### Record excerpts
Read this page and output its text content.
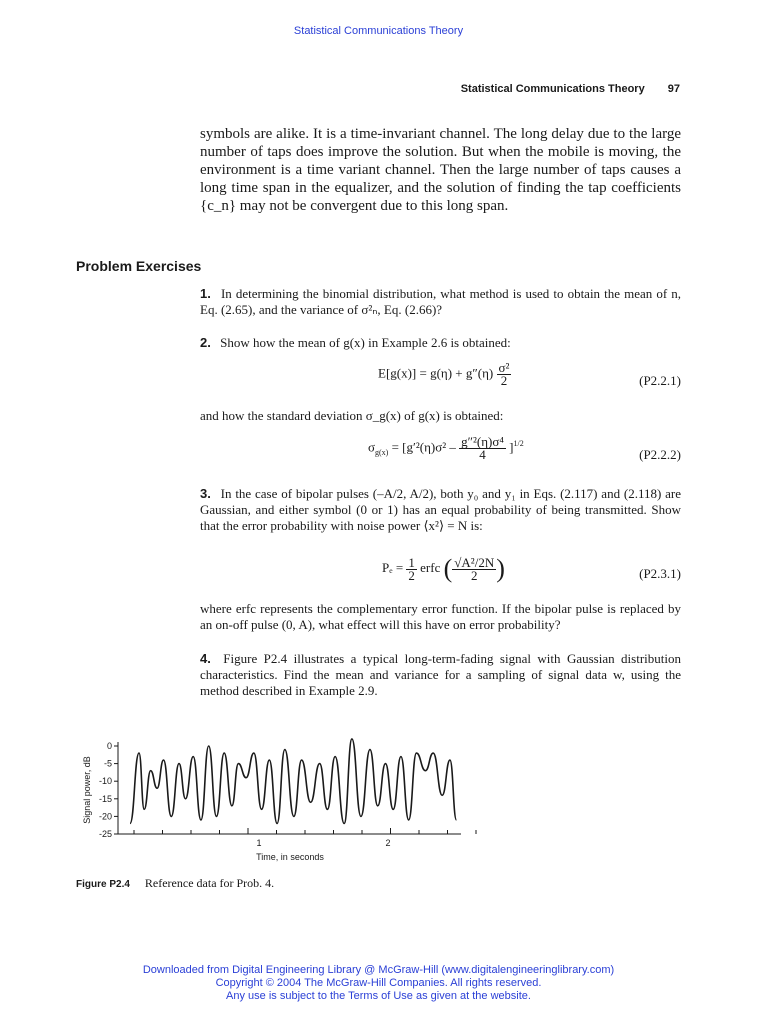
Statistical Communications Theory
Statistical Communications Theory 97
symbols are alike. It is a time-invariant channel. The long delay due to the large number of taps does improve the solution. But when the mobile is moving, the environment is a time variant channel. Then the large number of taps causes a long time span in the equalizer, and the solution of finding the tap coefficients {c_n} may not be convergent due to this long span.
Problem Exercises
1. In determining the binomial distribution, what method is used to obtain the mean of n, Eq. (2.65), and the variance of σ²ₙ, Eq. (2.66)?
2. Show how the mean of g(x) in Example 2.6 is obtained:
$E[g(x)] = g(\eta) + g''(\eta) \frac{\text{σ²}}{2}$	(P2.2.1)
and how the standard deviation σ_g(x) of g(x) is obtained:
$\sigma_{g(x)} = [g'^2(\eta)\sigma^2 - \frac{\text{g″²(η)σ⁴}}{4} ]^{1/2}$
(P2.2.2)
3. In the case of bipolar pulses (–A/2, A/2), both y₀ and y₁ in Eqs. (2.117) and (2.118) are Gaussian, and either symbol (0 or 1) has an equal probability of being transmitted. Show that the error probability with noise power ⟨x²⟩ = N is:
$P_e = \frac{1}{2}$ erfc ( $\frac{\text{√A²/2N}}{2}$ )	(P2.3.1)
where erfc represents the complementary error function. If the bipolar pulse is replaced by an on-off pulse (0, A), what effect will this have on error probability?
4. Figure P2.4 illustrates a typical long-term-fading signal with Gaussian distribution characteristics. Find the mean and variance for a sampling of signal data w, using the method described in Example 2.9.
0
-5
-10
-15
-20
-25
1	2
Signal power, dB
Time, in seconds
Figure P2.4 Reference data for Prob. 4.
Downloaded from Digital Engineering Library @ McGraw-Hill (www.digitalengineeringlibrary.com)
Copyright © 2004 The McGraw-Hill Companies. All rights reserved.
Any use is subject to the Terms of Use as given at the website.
######
### Record excerpts
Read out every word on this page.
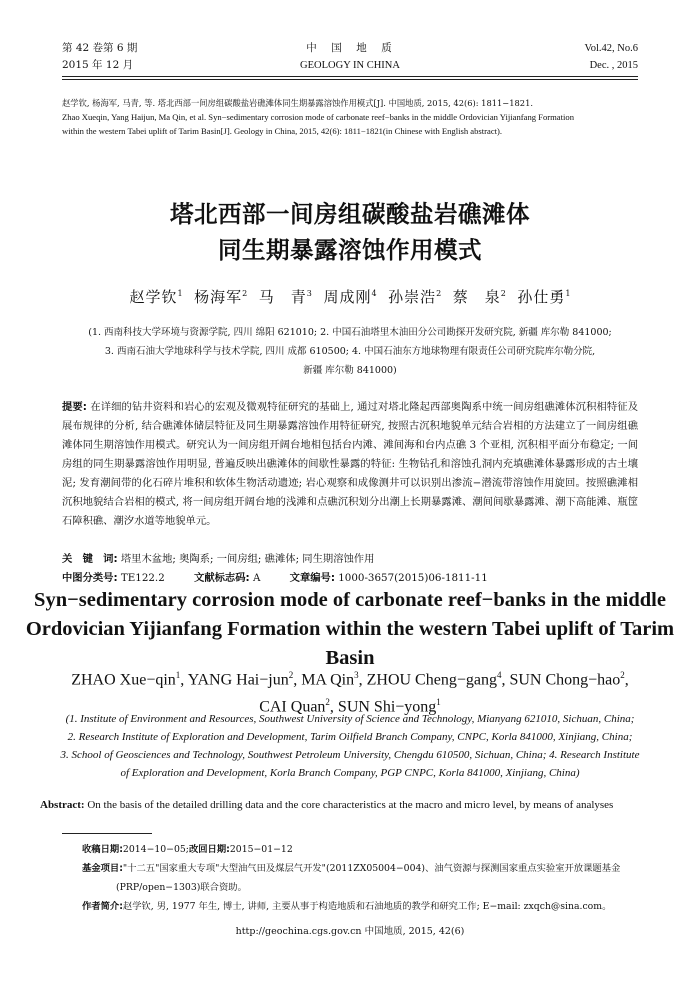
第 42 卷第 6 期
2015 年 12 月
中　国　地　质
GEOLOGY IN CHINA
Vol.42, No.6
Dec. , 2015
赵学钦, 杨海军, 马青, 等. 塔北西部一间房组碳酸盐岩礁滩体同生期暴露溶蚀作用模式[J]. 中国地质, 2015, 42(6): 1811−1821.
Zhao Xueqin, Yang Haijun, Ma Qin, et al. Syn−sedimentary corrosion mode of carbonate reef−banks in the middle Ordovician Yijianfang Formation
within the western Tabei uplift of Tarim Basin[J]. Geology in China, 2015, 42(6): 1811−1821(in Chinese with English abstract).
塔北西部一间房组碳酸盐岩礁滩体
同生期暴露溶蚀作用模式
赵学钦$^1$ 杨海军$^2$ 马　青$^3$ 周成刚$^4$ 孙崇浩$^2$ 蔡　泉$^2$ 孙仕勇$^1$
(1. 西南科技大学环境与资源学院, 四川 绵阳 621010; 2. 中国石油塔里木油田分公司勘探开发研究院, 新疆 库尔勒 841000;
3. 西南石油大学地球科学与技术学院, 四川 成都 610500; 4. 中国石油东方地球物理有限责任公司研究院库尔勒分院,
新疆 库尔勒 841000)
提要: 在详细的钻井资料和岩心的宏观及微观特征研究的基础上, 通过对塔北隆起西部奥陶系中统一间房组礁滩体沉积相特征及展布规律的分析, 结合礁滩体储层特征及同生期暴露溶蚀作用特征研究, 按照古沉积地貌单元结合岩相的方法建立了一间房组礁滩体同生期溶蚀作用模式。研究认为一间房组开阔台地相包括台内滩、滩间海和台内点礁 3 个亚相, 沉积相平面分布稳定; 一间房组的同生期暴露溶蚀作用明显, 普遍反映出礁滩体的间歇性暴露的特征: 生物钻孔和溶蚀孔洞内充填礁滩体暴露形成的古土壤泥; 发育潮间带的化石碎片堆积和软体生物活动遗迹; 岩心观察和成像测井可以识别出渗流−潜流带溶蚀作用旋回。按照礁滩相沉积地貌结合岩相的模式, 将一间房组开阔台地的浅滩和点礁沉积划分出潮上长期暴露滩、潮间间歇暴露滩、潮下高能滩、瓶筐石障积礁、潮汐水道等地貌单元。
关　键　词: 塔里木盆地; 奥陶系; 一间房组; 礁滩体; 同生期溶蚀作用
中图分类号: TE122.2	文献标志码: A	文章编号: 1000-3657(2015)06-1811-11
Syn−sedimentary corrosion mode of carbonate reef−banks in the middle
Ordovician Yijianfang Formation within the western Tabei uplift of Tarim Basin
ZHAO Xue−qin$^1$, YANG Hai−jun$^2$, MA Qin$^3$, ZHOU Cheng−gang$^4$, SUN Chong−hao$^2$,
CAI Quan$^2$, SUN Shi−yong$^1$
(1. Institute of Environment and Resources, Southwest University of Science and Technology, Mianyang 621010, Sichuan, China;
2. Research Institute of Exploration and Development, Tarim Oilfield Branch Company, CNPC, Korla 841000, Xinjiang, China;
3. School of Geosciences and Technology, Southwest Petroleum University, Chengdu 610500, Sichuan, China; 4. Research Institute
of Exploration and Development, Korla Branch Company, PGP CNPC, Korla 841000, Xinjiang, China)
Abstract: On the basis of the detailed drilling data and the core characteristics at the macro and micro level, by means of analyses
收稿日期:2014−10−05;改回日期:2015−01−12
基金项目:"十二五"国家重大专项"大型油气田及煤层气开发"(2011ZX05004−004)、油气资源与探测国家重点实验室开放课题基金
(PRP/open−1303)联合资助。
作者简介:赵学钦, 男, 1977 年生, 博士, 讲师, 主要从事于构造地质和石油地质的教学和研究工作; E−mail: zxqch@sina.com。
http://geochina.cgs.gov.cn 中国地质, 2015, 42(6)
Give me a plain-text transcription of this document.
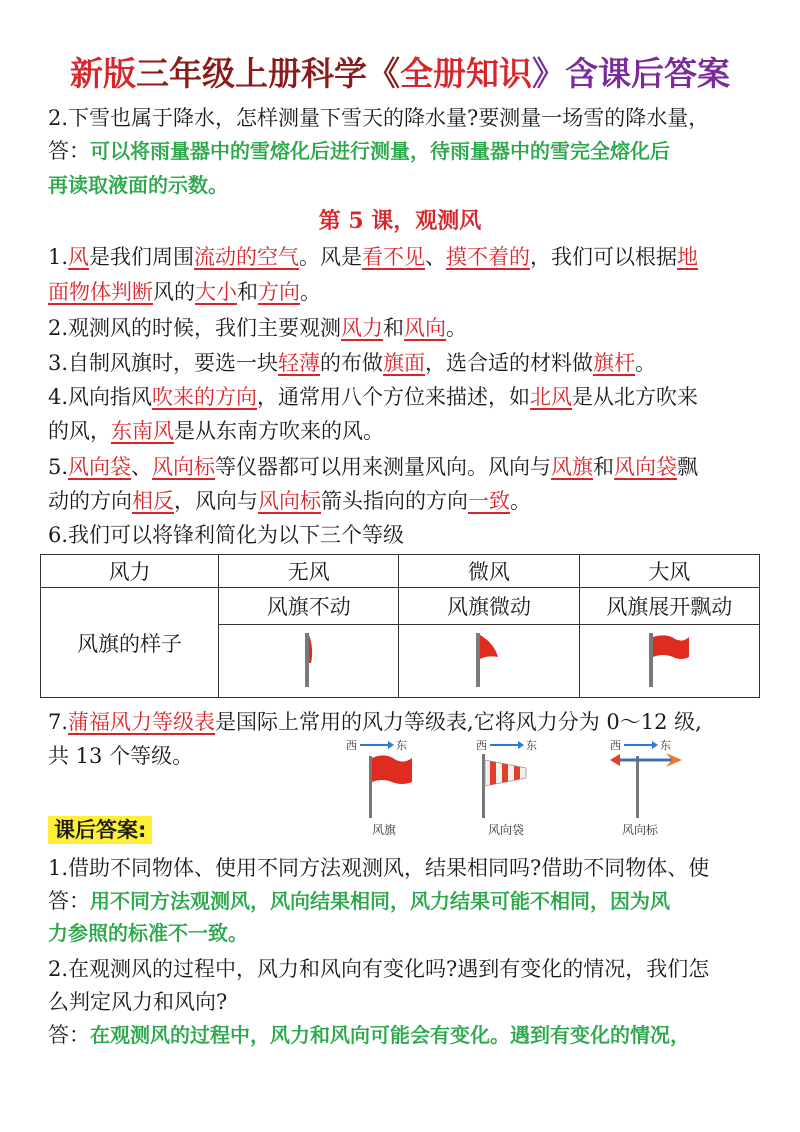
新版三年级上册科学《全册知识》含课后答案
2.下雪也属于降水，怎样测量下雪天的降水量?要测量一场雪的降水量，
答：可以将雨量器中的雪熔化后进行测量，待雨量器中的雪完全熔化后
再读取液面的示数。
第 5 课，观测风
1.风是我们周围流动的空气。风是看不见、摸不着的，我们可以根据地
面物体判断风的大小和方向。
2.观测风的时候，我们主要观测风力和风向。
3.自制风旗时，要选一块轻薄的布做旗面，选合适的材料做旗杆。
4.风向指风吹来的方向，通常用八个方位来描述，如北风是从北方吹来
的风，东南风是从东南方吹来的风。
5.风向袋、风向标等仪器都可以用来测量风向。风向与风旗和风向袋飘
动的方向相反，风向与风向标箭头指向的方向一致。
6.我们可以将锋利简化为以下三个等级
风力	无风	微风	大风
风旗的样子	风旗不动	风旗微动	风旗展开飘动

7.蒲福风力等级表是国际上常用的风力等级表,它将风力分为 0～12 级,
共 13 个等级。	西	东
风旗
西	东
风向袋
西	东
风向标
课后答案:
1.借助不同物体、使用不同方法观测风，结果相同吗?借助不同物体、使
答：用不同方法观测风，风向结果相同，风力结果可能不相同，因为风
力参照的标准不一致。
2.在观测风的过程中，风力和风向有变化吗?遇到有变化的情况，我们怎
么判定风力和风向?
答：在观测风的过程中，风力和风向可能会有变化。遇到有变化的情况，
######
### Record excerpts
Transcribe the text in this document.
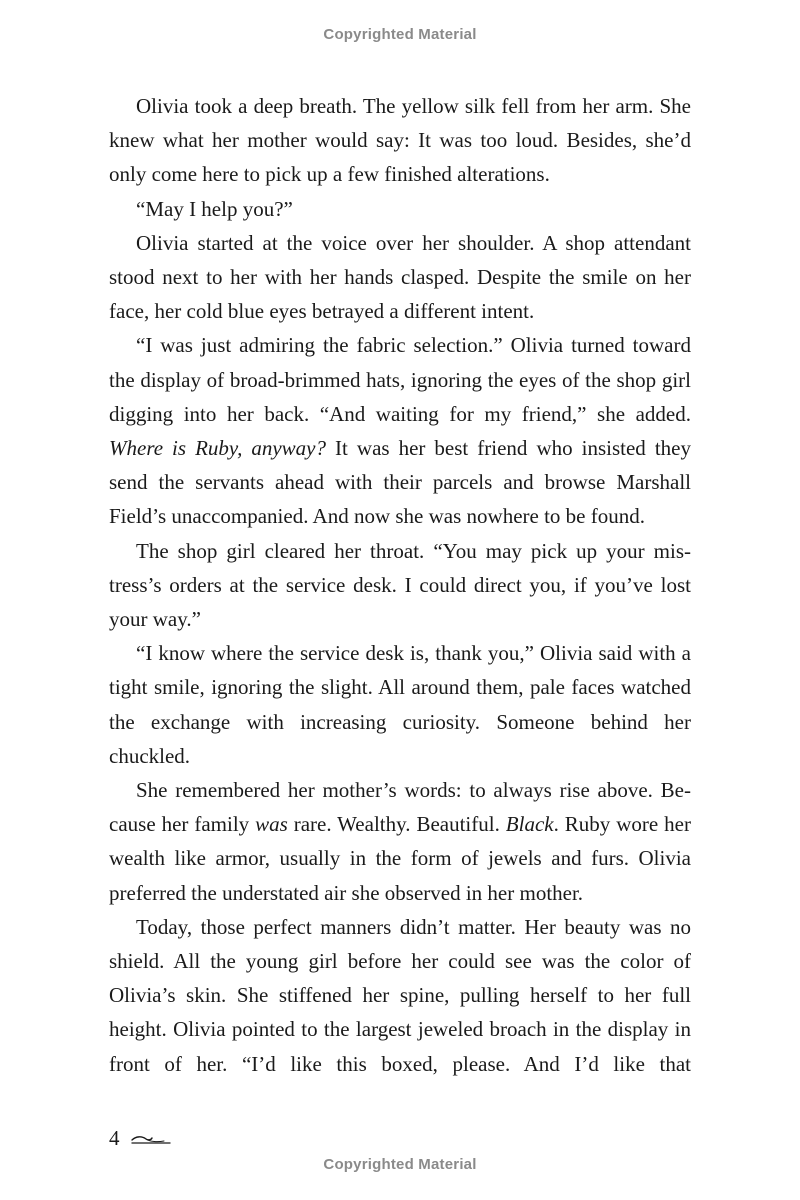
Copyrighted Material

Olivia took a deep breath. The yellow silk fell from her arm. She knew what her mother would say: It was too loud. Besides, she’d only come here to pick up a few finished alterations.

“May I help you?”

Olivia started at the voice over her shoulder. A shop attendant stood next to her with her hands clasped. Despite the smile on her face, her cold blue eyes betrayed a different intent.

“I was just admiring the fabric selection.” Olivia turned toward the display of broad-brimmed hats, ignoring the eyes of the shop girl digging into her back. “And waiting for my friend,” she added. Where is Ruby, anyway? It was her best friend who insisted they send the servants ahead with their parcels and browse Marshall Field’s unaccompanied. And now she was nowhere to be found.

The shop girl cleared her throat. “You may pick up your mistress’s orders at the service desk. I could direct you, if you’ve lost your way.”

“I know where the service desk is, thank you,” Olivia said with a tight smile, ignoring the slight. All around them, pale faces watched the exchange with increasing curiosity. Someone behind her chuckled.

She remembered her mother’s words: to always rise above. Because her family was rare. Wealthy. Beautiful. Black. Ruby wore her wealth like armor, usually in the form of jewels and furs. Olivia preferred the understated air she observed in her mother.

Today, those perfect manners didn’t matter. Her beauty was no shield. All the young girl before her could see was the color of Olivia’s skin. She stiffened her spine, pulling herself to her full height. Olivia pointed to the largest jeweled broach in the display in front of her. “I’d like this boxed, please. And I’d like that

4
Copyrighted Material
######
[Exercise details]:
Give only the number of lines in the records that include the word "CNPC".

[Written answer]:
2